What you will do –
All that is needed is each line of the entries holding the word "Beta", copied as it stands.

Input records –
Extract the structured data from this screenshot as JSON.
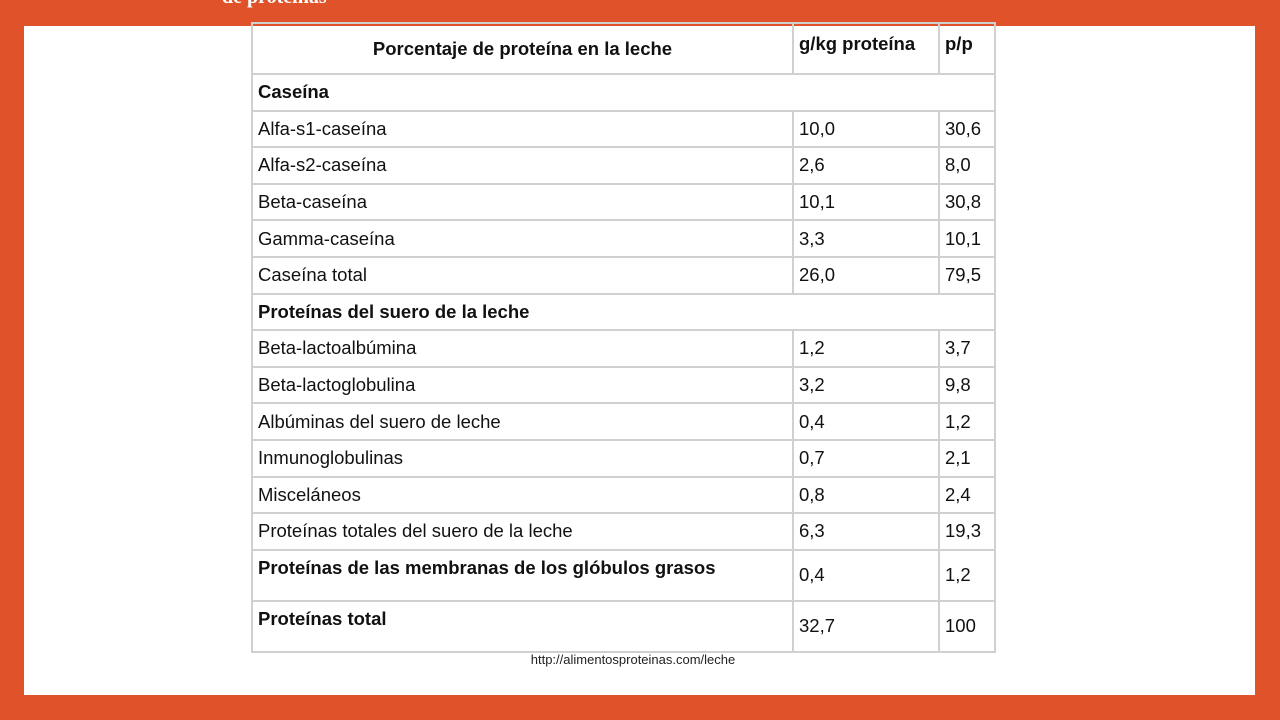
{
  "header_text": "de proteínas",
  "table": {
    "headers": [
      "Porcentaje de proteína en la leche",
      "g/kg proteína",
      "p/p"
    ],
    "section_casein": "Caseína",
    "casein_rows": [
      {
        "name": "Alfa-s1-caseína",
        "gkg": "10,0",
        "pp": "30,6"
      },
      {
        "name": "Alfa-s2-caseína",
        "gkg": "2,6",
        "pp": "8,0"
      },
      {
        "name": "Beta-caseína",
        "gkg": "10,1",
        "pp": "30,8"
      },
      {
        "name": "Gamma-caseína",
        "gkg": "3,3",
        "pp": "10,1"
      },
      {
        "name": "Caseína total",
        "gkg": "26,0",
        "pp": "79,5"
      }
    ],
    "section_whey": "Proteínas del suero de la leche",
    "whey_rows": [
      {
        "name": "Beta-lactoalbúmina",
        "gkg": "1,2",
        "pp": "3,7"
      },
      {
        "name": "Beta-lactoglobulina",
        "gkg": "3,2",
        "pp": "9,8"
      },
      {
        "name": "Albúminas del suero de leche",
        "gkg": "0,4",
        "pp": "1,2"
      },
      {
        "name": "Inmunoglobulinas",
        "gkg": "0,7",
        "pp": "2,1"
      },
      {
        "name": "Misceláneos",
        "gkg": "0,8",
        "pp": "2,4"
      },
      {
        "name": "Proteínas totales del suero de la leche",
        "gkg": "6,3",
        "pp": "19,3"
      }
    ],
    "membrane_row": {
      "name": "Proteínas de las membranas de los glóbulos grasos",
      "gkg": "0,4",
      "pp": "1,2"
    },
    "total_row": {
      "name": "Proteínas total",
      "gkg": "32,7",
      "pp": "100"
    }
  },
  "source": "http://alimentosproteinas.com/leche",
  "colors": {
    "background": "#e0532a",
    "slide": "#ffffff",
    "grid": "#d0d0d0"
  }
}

...

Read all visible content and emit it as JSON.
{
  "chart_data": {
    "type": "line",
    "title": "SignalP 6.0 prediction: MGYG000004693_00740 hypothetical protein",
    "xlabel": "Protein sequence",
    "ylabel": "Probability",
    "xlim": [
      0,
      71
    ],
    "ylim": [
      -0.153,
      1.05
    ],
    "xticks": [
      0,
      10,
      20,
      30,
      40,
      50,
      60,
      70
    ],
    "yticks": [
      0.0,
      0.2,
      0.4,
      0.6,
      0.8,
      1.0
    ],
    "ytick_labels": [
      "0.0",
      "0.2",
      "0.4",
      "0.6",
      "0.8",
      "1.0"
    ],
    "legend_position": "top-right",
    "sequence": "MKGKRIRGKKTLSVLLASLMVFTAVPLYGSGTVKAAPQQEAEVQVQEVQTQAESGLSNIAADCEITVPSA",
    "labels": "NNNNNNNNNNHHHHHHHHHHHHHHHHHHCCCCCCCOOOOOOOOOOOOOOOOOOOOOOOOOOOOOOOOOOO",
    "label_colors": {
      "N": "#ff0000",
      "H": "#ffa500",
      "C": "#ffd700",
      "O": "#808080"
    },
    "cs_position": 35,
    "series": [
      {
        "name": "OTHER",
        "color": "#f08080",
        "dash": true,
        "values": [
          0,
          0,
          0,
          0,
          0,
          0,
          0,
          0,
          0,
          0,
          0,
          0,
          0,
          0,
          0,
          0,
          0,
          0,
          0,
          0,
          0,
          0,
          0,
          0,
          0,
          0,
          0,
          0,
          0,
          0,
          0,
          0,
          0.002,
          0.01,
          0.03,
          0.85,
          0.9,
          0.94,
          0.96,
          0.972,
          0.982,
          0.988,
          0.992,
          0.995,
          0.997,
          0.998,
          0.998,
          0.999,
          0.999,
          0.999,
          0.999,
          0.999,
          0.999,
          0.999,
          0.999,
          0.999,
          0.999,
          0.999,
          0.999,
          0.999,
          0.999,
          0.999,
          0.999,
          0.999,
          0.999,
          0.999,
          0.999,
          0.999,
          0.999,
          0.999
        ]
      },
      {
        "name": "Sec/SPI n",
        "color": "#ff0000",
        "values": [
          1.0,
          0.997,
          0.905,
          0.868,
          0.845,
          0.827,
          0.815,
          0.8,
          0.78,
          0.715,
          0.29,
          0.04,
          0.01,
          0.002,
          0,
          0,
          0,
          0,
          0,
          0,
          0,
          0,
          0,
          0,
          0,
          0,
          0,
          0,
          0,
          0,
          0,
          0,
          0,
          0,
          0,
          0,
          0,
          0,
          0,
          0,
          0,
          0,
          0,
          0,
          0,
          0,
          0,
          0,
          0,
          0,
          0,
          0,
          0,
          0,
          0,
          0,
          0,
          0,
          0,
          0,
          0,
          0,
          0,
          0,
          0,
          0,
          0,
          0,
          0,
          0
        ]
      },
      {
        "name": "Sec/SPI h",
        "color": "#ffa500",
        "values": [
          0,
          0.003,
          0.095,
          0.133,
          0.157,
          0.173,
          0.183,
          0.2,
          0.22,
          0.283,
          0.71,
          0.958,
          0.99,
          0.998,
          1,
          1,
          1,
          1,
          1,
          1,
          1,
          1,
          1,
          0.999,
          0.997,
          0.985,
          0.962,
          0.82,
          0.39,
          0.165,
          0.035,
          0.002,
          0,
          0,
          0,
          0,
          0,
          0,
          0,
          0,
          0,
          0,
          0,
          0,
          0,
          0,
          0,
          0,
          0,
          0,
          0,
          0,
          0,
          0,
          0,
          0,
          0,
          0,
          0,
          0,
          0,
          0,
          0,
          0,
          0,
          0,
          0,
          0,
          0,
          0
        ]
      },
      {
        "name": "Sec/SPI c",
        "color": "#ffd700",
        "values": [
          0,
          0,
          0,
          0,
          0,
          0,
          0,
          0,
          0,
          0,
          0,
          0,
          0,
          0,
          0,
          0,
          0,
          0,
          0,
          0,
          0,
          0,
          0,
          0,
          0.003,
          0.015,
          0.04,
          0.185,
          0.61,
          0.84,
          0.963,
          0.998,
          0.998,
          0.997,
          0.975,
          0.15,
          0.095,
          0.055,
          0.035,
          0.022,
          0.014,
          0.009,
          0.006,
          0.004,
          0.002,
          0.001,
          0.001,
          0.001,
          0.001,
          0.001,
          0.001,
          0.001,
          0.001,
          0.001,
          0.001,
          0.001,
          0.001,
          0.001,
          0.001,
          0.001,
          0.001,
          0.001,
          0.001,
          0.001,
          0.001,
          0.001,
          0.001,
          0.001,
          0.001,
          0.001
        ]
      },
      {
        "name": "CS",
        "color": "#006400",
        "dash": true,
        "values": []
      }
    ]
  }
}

Reply –
        "name": "Beta-caseína",
        "name": "Beta-lactoalbúmina",
        "name": "Beta-lactoglobulina",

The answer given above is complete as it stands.